--- Problem statement ---
Could you rewrite the entries, from their first line through the line containing "443, 795, 468]" inclusive, as a JSON list of strings with one string per line and blank lines omitted?

--- Data lines ---

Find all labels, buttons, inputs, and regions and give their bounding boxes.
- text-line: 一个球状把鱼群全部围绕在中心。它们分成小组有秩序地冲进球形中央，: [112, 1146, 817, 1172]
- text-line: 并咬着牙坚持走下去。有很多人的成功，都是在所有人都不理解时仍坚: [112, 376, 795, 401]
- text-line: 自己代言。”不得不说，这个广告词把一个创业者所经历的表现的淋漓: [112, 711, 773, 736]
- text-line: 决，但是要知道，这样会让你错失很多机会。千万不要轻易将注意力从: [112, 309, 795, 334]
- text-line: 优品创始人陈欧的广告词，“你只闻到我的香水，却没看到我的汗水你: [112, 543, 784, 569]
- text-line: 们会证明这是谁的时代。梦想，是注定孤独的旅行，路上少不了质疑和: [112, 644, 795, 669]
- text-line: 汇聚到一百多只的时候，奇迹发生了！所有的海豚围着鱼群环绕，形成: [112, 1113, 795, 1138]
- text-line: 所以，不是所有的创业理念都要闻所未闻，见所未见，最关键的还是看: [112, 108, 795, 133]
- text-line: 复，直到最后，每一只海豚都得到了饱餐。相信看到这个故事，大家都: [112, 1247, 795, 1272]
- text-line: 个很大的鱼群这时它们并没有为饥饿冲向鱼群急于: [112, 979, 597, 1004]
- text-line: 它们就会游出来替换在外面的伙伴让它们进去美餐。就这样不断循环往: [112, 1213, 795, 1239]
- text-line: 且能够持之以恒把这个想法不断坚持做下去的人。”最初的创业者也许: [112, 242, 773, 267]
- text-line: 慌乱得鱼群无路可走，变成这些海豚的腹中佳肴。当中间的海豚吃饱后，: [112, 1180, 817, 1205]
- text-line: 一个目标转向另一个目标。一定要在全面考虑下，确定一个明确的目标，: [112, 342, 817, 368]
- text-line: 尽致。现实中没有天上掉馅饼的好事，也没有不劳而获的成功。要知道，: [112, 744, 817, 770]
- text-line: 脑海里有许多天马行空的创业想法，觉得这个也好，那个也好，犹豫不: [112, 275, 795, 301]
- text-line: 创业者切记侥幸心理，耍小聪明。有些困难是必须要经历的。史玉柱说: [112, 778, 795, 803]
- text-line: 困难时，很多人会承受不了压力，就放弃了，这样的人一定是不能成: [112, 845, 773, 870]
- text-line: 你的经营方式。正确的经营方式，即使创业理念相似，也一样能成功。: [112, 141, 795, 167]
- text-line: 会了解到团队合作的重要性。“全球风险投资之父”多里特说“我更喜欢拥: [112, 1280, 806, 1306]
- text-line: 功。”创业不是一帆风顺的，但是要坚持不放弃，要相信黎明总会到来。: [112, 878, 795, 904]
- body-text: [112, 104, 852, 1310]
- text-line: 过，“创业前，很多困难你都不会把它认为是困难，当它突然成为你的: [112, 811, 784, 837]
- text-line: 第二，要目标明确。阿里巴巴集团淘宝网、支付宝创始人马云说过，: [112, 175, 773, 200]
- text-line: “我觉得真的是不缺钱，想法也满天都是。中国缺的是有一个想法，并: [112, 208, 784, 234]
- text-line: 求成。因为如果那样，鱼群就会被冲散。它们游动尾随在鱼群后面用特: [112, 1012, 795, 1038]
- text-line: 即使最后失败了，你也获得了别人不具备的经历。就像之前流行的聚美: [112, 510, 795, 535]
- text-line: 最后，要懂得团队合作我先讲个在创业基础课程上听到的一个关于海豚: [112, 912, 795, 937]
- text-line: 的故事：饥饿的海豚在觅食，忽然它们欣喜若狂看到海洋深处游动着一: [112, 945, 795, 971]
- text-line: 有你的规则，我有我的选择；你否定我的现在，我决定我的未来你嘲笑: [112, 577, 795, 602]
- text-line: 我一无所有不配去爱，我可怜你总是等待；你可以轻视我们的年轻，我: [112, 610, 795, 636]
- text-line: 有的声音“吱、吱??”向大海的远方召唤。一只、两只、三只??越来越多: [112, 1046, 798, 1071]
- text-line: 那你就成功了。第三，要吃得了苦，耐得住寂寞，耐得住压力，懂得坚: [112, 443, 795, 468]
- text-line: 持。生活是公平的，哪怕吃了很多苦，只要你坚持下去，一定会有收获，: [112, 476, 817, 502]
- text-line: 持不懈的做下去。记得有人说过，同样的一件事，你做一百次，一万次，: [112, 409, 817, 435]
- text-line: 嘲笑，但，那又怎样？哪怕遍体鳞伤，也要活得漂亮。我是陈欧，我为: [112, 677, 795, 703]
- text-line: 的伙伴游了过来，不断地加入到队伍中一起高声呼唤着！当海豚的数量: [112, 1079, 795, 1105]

--- Response to the task ---
[
  "Find all labels, buttons, inputs, and regions and give their bounding boxes.",
  "- text-line: 一个球状把鱼群全部围绕在中心。它们分成小组有秩序地冲进球形中央，: [112, 1146, 817, 1172]",
  "- text-line: 并咬着牙坚持走下去。有很多人的成功，都是在所有人都不理解时仍坚: [112, 376, 795, 401]",
  "- text-line: 自己代言。”不得不说，这个广告词把一个创业者所经历的表现的淋漓: [112, 711, 773, 736]",
  "- text-line: 决，但是要知道，这样会让你错失很多机会。千万不要轻易将注意力从: [112, 309, 795, 334]",
  "- text-line: 优品创始人陈欧的广告词，“你只闻到我的香水，却没看到我的汗水你: [112, 543, 784, 569]",
  "- text-line: 们会证明这是谁的时代。梦想，是注定孤独的旅行，路上少不了质疑和: [112, 644, 795, 669]",
  "- text-line: 汇聚到一百多只的时候，奇迹发生了！所有的海豚围着鱼群环绕，形成: [112, 1113, 795, 1138]",
  "- text-line: 所以，不是所有的创业理念都要闻所未闻，见所未见，最关键的还是看: [112, 108, 795, 133]",
  "- text-line: 复，直到最后，每一只海豚都得到了饱餐。相信看到这个故事，大家都: [112, 1247, 795, 1272]",
  "- text-line: 个很大的鱼群这时它们并没有为饥饿冲向鱼群急于: [112, 979, 597, 1004]",
  "- text-line: 它们就会游出来替换在外面的伙伴让它们进去美餐。就这样不断循环往: [112, 1213, 795, 1239]",
  "- text-line: 且能够持之以恒把这个想法不断坚持做下去的人。”最初的创业者也许: [112, 242, 773, 267]",
  "- text-line: 慌乱得鱼群无路可走，变成这些海豚的腹中佳肴。当中间的海豚吃饱后，: [112, 1180, 817, 1205]",
  "- text-line: 一个目标转向另一个目标。一定要在全面考虑下，确定一个明确的目标，: [112, 342, 817, 368]",
  "- text-line: 尽致。现实中没有天上掉馅饼的好事，也没有不劳而获的成功。要知道，: [112, 744, 817, 770]",
  "- text-line: 脑海里有许多天马行空的创业想法，觉得这个也好，那个也好，犹豫不: [112, 275, 795, 301]",
  "- text-line: 创业者切记侥幸心理，耍小聪明。有些困难是必须要经历的。史玉柱说: [112, 778, 795, 803]",
  "- text-line: 困难时，很多人会承受不了压力，就放弃了，这样的人一定是不能成: [112, 845, 773, 870]",
  "- text-line: 你的经营方式。正确的经营方式，即使创业理念相似，也一样能成功。: [112, 141, 795, 167]",
  "- text-line: 会了解到团队合作的重要性。“全球风险投资之父”多里特说“我更喜欢拥: [112, 1280, 806, 1306]",
  "- text-line: 功。”创业不是一帆风顺的，但是要坚持不放弃，要相信黎明总会到来。: [112, 878, 795, 904]",
  "- body-text: [112, 104, 852, 1310]",
  "- text-line: 过，“创业前，很多困难你都不会把它认为是困难，当它突然成为你的: [112, 811, 784, 837]",
  "- text-line: 第二，要目标明确。阿里巴巴集团淘宝网、支付宝创始人马云说过，: [112, 175, 773, 200]",
  "- text-line: “我觉得真的是不缺钱，想法也满天都是。中国缺的是有一个想法，并: [112, 208, 784, 234]",
  "- text-line: 求成。因为如果那样，鱼群就会被冲散。它们游动尾随在鱼群后面用特: [112, 1012, 795, 1038]",
  "- text-line: 即使最后失败了，你也获得了别人不具备的经历。就像之前流行的聚美: [112, 510, 795, 535]",
  "- text-line: 最后，要懂得团队合作我先讲个在创业基础课程上听到的一个关于海豚: [112, 912, 795, 937]",
  "- text-line: 的故事：饥饿的海豚在觅食，忽然它们欣喜若狂看到海洋深处游动着一: [112, 945, 795, 971]",
  "- text-line: 有你的规则，我有我的选择；你否定我的现在，我决定我的未来你嘲笑: [112, 577, 795, 602]",
  "- text-line: 我一无所有不配去爱，我可怜你总是等待；你可以轻视我们的年轻，我: [112, 610, 795, 636]",
  "- text-line: 有的声音“吱、吱??”向大海的远方召唤。一只、两只、三只??越来越多: [112, 1046, 798, 1071]",
  "- text-line: 那你就成功了。第三，要吃得了苦，耐得住寂寞，耐得住压力，懂得坚: [112, 443, 795, 468]"
]